E o gajo que já morreu, em '42 chamava-as de Toleradas ...
E elas toleravam o termo e até se sentiam protegidas. Quem ousava cometer com estas jovens, ensaios de devaneios de pecados autorizados, sabia que estava a usufruir de um produto autenticado pelos Serviços de Inspecção de Toleradas. Portanto, era um pecado tolerado pela sociedade, deixava de ser pecado, era uma prestação de serviço.
Estas gentes que eram as toleradas, nem sequer sonhavam vir a ser os percutores do fantástico grau de contratação de trabalho - Prestador de Serviços -, criado no final do séc XX, e que agora prolifera no nosso burgo sem qualidade nenhuma, nem tão pouco com carta verde. Se as toleradas de hoje soubessem o bem que fariam em ficar em bordéis onde eram toleradas e podiam dormir sossegadas ... mas pronto, tá bem, só tinham que levar (como antigamente) de ve em quando com a jurássica idade dos então e agora também chamados de protectores, os homens bons da sociedade. Era assim que se chamava a quem pagava por ter um naco de carne com selo de garantia do estado novo, e podia pagar.

§ Entradas fornecidas

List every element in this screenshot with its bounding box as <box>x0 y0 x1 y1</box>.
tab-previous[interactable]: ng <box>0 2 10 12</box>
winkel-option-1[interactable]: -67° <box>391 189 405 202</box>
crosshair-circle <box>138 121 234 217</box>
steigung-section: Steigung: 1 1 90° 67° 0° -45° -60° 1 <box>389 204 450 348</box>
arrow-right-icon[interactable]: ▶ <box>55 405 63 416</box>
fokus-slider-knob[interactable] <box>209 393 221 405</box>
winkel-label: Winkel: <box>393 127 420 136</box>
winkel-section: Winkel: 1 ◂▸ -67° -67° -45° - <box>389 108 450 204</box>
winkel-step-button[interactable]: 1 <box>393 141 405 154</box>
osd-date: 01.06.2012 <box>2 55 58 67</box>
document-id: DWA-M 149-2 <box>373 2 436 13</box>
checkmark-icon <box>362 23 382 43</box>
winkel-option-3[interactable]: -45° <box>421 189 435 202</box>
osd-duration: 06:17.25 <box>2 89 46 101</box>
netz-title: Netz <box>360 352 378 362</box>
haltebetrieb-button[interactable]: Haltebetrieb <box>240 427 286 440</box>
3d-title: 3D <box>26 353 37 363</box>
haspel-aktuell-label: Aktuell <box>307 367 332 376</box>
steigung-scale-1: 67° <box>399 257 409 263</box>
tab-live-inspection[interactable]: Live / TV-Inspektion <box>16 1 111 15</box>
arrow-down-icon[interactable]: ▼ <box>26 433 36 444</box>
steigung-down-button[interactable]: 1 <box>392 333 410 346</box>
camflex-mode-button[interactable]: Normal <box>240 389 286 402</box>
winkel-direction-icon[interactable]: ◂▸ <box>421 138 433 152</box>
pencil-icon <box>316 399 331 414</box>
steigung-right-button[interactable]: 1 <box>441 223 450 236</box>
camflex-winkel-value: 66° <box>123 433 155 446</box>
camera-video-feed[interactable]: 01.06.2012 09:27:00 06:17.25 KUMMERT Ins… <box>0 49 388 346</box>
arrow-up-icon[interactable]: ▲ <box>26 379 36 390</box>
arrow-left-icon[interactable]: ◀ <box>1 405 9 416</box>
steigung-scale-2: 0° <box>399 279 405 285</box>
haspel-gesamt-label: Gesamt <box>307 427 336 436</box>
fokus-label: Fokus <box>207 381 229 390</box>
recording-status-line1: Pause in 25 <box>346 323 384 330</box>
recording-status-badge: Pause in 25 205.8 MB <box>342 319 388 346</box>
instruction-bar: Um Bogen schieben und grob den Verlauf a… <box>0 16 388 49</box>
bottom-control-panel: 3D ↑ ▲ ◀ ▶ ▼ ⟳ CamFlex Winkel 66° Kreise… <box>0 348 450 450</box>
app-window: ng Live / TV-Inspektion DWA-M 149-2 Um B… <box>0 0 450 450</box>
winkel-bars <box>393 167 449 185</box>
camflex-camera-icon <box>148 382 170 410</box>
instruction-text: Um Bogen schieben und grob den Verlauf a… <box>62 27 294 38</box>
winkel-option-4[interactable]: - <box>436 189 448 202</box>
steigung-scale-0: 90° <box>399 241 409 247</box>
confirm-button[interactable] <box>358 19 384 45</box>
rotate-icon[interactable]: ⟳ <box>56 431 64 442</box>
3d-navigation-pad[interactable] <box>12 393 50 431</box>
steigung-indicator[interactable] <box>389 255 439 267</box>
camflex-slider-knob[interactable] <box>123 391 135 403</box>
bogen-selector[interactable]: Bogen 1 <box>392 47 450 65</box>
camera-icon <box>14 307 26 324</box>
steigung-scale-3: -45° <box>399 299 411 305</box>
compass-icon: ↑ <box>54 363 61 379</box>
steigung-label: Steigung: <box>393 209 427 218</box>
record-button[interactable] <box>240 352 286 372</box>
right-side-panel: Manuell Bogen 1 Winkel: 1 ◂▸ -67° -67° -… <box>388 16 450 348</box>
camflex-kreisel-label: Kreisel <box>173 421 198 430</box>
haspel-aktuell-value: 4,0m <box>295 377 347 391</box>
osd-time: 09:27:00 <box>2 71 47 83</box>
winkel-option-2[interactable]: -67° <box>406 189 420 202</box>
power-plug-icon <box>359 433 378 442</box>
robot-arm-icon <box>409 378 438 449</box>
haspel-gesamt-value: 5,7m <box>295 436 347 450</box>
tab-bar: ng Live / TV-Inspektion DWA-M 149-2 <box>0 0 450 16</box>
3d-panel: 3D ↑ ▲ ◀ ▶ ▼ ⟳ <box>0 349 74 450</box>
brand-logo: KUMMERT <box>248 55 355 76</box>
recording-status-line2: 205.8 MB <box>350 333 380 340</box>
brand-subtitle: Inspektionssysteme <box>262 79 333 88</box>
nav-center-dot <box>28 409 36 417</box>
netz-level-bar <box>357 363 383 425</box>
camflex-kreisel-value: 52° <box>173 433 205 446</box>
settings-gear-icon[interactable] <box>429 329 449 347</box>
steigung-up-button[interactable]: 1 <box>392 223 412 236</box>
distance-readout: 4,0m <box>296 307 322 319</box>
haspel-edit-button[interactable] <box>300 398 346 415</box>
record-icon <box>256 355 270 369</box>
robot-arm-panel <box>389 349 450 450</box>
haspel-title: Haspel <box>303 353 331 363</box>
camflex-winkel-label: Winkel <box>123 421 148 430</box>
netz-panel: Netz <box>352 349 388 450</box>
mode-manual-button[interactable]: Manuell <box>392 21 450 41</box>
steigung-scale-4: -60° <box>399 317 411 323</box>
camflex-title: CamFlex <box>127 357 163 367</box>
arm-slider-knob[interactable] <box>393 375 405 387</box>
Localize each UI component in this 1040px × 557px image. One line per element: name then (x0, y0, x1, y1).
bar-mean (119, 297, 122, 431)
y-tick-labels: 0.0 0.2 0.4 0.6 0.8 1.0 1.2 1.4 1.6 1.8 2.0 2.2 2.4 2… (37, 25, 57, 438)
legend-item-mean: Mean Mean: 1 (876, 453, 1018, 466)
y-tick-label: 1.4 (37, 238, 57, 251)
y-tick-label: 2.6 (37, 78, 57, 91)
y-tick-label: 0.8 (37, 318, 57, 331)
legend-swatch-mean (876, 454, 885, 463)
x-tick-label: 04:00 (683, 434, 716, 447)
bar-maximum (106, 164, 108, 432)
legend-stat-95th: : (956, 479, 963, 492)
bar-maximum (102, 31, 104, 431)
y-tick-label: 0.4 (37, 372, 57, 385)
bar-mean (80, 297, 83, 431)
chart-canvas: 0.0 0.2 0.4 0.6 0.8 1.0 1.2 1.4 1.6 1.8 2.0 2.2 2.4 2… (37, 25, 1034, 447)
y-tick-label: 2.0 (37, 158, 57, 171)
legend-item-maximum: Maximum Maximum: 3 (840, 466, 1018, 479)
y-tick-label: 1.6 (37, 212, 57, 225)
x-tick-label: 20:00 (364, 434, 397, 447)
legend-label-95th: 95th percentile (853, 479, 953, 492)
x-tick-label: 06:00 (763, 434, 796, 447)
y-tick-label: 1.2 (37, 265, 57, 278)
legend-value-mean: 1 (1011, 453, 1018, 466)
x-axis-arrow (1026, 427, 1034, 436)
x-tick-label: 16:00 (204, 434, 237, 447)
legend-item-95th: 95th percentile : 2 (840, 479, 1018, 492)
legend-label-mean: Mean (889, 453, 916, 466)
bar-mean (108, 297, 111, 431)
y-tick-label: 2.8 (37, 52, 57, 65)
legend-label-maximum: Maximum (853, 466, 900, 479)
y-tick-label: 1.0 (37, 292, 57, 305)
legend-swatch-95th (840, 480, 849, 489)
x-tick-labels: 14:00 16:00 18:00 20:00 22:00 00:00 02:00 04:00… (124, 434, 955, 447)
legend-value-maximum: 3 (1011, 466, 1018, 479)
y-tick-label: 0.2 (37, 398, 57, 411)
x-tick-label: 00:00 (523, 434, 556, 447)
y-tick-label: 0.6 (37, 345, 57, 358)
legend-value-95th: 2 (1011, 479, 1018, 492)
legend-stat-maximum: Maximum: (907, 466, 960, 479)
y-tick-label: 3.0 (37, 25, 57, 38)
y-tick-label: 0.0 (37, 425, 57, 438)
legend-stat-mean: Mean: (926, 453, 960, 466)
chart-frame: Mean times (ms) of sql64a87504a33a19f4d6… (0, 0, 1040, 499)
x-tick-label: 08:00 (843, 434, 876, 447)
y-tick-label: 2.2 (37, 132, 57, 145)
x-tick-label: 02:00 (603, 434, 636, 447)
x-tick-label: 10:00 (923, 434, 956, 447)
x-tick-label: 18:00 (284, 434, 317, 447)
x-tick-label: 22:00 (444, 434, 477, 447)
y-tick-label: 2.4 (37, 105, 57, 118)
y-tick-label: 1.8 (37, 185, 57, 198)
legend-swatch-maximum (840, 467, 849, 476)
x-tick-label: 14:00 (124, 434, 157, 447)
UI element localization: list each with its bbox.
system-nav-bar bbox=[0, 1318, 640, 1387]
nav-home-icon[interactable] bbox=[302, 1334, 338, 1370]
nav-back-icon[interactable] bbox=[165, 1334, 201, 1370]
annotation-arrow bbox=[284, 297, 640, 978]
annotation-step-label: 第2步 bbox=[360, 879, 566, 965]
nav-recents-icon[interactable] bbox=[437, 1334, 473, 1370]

§ Problema proposto
Escreva a continuação do texto sobre as toleradas, começando logo após a sua última frase. Não é preciso recorrer às entradas.

§ Resultado do exercício
As protectoras das toleradas, eram toleradas e protegidas pelo "rebenta cadeiras". Eram protegidas por aquele a quem alguém com vontade de viver, ousava jamais dizer na altura o contrário do que ele decidia. Caso assim fosse, deixava de ser tolerado e era mandado borda fora, pró mar, encaminhado para as colónias, para lá então proliferar e com novo alento tentar ser tolerado.
Ora bem, hoje já ninguém se chama tolerada nem gosta de se sentir como tal. Tolerada hoje em dia é ser minimamente aceite, não gostarem assim tanto de nós, enfim, tolerar-se e pronto, deixa estar. O melhor mesmo é ser chamado de puta, isso sim ... "ah e tal e o que é que tu fazes?" " Eu?! Eu sou puta no intendente ... pruquê oooh?". Hoje é fino ser-se conhecida como puta, por exemplo: "olha-me aquela valente puta, que corpo filha da puta, fantástico, que mamas a cabrona tem, engraçada a rapariguita ehin??!! ...", ou, em conversas de gajas " ... bem miga, nem imaginas, hoje fui mesmo puta com o meu namorado , fiz-lhe uma das boas ...". Já imaginaram isto ser dito com a palavra tolerada em vez da palavra puta??!! Não tinha o arreganho que estas frases têm em ser ditas assim pois não??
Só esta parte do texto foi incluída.